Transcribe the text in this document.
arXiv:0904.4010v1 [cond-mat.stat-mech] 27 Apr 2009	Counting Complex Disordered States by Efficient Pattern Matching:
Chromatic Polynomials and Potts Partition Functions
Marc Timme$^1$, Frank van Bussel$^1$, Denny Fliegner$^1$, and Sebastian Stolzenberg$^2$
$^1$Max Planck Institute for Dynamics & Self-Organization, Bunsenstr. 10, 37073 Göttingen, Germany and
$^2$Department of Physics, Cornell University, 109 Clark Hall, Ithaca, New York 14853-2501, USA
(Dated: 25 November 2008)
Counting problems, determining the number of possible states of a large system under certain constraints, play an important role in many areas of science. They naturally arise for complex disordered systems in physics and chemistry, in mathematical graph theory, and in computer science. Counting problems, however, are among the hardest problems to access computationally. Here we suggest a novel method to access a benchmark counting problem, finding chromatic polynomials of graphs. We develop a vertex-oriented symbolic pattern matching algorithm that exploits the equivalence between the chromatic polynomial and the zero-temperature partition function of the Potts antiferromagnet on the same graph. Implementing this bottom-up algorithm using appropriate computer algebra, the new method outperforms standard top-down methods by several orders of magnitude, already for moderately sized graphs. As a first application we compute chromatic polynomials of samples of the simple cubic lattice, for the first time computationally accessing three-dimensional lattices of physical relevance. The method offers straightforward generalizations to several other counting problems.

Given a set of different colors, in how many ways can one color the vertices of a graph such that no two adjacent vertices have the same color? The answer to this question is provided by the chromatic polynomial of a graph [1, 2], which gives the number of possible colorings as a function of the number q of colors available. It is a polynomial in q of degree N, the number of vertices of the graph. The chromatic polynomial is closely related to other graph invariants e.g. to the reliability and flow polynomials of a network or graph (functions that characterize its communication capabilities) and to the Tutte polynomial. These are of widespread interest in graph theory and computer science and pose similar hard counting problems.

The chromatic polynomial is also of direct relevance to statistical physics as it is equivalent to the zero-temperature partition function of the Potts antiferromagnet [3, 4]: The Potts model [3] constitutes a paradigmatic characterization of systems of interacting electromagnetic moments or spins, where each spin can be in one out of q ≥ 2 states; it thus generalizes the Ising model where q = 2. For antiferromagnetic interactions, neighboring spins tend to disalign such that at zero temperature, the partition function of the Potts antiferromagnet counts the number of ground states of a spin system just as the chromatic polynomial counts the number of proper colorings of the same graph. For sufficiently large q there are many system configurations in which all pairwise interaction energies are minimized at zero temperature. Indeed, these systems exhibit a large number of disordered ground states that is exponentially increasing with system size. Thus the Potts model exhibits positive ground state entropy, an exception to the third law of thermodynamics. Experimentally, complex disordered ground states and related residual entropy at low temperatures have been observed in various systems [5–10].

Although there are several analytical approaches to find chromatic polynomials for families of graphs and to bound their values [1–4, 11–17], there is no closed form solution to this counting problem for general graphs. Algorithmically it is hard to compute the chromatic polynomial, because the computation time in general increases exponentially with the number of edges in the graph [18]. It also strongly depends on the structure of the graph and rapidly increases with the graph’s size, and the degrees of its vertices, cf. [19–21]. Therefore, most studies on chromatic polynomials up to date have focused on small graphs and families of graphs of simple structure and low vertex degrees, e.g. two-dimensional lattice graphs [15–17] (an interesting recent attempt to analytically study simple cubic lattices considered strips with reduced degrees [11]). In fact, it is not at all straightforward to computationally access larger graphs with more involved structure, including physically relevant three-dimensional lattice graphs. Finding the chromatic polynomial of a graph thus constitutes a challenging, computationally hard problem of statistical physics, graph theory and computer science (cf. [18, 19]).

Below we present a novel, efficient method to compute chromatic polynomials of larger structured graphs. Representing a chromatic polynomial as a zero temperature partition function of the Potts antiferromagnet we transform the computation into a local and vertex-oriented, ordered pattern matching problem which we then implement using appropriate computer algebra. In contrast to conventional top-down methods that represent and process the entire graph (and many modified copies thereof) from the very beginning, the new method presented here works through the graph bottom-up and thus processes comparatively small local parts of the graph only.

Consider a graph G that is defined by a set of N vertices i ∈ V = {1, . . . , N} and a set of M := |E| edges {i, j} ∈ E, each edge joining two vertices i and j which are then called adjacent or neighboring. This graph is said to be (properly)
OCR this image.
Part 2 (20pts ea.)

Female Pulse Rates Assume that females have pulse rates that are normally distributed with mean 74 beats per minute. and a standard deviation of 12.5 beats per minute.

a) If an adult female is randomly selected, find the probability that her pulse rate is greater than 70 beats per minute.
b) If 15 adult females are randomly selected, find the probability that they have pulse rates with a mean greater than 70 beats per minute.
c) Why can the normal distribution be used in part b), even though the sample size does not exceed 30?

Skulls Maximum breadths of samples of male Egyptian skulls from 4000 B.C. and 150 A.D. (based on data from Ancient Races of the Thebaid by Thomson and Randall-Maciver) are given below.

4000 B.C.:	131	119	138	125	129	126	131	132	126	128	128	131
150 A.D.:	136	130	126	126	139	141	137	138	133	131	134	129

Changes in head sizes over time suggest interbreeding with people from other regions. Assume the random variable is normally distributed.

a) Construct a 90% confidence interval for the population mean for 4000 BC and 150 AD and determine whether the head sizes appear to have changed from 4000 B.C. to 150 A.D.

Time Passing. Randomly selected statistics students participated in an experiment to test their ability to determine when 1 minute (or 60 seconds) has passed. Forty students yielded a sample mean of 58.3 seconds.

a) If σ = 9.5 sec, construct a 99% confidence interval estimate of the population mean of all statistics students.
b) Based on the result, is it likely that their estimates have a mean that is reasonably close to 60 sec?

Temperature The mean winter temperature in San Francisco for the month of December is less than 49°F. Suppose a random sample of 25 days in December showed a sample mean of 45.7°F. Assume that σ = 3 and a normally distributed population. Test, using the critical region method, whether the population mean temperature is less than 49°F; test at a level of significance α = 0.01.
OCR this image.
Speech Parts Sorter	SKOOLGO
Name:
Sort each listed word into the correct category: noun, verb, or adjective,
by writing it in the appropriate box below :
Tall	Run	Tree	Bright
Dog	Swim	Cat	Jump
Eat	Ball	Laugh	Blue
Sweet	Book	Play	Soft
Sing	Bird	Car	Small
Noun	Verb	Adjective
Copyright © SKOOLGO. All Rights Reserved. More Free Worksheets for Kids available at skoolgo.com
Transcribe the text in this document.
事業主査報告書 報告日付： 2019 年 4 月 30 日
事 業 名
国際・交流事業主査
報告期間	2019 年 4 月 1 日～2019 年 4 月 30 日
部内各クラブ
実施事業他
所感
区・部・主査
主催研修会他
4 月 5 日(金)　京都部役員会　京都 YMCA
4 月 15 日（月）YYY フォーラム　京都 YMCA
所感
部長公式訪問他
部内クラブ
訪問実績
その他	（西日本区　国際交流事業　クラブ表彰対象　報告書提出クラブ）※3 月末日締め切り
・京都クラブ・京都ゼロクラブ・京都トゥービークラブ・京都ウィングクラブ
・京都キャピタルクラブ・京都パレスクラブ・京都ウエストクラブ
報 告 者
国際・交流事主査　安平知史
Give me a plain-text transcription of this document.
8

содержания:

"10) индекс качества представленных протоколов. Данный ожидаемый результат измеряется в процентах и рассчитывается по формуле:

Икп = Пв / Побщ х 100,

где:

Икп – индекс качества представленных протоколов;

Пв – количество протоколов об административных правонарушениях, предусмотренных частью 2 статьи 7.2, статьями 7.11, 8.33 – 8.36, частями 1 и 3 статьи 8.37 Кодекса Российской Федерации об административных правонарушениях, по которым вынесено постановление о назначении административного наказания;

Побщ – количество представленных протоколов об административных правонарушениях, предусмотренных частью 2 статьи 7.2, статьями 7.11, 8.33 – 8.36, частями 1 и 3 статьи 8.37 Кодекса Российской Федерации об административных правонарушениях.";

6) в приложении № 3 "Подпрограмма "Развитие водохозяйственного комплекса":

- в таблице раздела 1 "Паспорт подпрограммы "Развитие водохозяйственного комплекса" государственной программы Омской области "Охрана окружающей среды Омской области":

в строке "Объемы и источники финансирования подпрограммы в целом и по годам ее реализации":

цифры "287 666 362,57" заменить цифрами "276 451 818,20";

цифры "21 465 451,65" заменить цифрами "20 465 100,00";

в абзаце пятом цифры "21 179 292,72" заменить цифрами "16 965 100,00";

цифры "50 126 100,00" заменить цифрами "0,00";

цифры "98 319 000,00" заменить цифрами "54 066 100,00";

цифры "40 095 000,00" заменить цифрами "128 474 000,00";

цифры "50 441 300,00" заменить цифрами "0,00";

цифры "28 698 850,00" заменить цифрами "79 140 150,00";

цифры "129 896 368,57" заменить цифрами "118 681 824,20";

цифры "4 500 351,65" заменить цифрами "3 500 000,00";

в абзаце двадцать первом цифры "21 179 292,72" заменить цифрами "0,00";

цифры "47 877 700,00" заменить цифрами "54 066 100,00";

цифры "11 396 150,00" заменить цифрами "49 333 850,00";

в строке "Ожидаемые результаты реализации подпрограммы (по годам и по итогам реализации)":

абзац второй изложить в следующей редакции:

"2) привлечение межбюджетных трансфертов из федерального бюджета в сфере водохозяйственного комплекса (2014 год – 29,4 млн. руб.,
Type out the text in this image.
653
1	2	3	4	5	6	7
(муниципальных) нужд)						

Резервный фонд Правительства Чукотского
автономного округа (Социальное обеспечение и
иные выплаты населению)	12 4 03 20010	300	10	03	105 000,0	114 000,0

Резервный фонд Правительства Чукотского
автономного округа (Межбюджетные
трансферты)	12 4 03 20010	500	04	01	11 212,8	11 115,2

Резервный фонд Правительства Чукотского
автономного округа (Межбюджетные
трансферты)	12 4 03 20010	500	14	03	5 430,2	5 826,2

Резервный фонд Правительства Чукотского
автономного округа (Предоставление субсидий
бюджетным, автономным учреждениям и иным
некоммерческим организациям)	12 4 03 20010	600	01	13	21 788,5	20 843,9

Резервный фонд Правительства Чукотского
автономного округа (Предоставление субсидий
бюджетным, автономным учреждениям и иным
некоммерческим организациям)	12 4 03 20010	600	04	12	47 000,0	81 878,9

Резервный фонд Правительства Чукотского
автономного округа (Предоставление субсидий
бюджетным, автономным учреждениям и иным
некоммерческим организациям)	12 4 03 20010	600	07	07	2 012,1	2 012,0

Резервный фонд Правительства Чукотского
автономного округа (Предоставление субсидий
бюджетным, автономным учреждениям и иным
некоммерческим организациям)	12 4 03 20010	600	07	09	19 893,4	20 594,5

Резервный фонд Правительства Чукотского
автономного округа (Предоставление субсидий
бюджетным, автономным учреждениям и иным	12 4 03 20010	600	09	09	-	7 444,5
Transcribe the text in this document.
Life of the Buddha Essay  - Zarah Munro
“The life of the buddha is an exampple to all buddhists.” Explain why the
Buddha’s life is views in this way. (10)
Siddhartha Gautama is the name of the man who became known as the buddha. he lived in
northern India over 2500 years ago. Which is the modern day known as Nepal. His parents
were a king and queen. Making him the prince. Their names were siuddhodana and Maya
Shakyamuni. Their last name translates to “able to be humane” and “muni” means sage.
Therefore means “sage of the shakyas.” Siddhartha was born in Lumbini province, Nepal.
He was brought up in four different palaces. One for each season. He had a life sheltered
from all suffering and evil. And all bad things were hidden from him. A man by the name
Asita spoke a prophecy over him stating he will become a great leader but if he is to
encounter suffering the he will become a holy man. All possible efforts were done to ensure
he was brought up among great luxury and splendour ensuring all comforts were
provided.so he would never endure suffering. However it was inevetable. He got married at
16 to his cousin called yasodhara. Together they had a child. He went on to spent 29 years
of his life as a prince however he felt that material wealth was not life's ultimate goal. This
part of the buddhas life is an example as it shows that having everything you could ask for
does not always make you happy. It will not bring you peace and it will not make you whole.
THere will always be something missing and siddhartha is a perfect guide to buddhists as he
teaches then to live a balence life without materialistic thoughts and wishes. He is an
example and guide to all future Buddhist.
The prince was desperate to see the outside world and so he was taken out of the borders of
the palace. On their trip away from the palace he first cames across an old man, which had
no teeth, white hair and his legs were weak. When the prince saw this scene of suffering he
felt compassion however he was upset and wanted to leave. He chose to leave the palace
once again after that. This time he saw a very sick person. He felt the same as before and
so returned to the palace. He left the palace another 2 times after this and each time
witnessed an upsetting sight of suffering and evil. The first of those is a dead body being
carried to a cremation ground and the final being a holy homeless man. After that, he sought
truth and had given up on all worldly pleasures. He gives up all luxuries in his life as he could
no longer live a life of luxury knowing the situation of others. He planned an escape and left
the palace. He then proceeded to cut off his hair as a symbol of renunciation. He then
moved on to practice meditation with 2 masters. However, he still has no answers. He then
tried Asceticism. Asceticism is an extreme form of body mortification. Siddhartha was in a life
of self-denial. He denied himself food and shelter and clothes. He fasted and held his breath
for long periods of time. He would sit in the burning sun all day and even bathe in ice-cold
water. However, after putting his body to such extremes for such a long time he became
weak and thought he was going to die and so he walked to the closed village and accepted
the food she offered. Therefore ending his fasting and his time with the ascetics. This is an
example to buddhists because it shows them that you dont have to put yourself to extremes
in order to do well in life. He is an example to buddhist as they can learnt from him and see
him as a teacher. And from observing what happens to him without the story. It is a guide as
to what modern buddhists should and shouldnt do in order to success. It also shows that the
──────────
__TO BE DONE__
Copy every line of the records above that contains "food".

__TASK ANSWER__
of self-denial. He denied himself food and shelter and clothes. He fasted and held his breath
the food she offered. Therefore ending his fasting and his time with the ascetics. This is an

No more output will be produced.